• _Written exercise_
Extract each line where the string "Distortion" shows up.

[Part of a data file]
........
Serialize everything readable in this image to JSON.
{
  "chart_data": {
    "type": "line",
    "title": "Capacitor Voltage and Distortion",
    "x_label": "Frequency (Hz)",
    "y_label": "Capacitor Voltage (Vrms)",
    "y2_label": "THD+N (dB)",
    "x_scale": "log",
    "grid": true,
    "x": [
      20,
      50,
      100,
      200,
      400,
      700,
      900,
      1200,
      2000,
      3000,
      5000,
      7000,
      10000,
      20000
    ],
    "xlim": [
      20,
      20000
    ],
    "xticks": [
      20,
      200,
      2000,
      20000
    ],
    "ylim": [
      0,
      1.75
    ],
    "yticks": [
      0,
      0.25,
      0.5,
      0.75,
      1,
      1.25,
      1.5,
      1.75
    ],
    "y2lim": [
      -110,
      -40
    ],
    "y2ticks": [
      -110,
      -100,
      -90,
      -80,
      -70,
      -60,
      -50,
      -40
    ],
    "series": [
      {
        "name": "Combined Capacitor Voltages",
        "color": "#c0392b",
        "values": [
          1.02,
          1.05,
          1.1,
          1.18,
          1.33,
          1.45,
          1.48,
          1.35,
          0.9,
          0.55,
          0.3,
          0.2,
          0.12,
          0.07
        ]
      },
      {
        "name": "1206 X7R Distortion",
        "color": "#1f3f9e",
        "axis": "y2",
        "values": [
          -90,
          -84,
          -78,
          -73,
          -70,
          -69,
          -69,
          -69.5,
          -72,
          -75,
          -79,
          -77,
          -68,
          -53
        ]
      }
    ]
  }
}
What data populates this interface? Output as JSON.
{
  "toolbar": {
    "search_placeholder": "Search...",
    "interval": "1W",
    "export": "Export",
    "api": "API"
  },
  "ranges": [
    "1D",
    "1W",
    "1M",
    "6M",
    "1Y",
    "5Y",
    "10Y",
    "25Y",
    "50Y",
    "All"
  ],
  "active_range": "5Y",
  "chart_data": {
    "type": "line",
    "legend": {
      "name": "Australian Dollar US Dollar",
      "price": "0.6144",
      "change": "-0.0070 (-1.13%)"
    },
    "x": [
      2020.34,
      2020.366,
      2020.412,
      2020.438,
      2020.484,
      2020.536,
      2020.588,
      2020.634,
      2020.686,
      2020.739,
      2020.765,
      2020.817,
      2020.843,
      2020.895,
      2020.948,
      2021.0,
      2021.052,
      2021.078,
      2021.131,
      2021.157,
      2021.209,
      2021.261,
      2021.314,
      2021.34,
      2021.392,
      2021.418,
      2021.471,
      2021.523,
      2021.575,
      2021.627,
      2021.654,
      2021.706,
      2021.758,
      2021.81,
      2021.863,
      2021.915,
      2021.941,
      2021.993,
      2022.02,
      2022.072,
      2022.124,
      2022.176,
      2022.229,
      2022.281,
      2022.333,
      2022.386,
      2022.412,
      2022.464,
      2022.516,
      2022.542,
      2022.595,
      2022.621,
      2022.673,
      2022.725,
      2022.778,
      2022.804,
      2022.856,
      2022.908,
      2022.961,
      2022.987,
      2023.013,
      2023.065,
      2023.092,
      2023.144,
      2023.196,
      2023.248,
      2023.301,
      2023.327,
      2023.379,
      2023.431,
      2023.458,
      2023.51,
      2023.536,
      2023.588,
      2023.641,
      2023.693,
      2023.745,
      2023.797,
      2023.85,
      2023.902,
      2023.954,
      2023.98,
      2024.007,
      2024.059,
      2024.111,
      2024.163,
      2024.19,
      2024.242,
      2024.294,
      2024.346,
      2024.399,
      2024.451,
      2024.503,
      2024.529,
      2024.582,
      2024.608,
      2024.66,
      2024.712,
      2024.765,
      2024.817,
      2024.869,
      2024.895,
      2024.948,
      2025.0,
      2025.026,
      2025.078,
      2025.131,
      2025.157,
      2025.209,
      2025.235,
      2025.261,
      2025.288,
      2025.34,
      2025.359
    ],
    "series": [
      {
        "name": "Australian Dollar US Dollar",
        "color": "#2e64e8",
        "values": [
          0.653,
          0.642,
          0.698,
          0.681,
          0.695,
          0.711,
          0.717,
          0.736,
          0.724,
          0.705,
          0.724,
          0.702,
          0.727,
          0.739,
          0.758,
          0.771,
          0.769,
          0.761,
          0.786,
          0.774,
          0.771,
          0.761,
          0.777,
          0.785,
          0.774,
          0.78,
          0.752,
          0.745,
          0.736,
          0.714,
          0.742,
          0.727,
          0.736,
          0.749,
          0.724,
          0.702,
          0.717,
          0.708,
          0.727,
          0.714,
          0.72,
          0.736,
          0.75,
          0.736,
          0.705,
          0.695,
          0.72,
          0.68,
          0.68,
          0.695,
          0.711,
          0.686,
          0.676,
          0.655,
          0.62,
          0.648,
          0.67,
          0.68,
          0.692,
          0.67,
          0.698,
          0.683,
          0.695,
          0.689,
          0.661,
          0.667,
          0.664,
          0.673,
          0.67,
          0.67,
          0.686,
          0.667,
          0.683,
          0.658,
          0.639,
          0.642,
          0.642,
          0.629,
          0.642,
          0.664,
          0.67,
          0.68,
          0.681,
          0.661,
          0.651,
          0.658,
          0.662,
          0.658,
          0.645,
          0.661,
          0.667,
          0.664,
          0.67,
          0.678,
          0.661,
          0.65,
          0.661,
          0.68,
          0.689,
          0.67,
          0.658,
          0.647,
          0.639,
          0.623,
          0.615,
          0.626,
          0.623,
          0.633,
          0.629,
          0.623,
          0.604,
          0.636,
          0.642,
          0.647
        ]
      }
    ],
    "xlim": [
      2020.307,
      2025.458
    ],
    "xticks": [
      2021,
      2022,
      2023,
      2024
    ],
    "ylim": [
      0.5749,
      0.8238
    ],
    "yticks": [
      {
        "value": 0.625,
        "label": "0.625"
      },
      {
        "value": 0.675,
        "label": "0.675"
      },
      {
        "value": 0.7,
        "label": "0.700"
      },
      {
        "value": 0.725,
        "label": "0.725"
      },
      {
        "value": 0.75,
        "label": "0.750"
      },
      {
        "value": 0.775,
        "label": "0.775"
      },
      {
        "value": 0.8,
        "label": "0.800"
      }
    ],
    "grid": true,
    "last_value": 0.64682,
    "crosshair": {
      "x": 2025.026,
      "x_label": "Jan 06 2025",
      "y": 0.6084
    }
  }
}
........
• _Solution for this problem_
    "title": "Capacitor Voltage and Distortion",
        "name": "1206 X7R Distortion",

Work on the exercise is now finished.